- _Stored dataset items_
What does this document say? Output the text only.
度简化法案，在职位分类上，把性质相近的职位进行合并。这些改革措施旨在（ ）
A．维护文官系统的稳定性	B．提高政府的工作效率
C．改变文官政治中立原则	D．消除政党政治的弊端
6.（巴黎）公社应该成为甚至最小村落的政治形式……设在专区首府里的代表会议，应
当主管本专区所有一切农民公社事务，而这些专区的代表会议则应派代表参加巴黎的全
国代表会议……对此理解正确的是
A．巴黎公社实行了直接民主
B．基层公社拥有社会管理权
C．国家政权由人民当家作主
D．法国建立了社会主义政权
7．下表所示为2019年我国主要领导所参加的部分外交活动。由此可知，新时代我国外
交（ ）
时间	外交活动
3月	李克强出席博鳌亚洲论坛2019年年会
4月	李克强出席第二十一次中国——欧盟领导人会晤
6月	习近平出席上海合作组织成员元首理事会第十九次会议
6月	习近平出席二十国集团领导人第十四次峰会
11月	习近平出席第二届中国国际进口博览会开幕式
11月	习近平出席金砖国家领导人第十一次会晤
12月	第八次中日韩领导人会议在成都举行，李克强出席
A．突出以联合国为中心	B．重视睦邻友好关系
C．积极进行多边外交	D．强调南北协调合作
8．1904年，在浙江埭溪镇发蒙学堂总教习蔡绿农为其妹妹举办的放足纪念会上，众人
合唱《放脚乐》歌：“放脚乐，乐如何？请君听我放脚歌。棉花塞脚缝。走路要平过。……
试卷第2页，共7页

- _THE TASK_
Would you give the material above again, complete and exact?

- _CORRECT RESPONSE_
What does this document say? Output the text only.
度简化法案，在职位分类上，把性质相近的职位进行合并。这些改革措施旨在（ ）
A．维护文官系统的稳定性	B．提高政府的工作效率
C．改变文官政治中立原则	D．消除政党政治的弊端
6.（巴黎）公社应该成为甚至最小村落的政治形式……设在专区首府里的代表会议，应
当主管本专区所有一切农民公社事务，而这些专区的代表会议则应派代表参加巴黎的全
国代表会议……对此理解正确的是
A．巴黎公社实行了直接民主
B．基层公社拥有社会管理权
C．国家政权由人民当家作主
D．法国建立了社会主义政权
7．下表所示为2019年我国主要领导所参加的部分外交活动。由此可知，新时代我国外
交（ ）
时间	外交活动
3月	李克强出席博鳌亚洲论坛2019年年会
4月	李克强出席第二十一次中国——欧盟领导人会晤
6月	习近平出席上海合作组织成员元首理事会第十九次会议
6月	习近平出席二十国集团领导人第十四次峰会
11月	习近平出席第二届中国国际进口博览会开幕式
11月	习近平出席金砖国家领导人第十一次会晤
12月	第八次中日韩领导人会议在成都举行，李克强出席
A．突出以联合国为中心	B．重视睦邻友好关系
C．积极进行多边外交	D．强调南北协调合作
8．1904年，在浙江埭溪镇发蒙学堂总教习蔡绿农为其妹妹举办的放足纪念会上，众人
合唱《放脚乐》歌：“放脚乐，乐如何？请君听我放脚歌。棉花塞脚缝。走路要平过。……
试卷第2页，共7页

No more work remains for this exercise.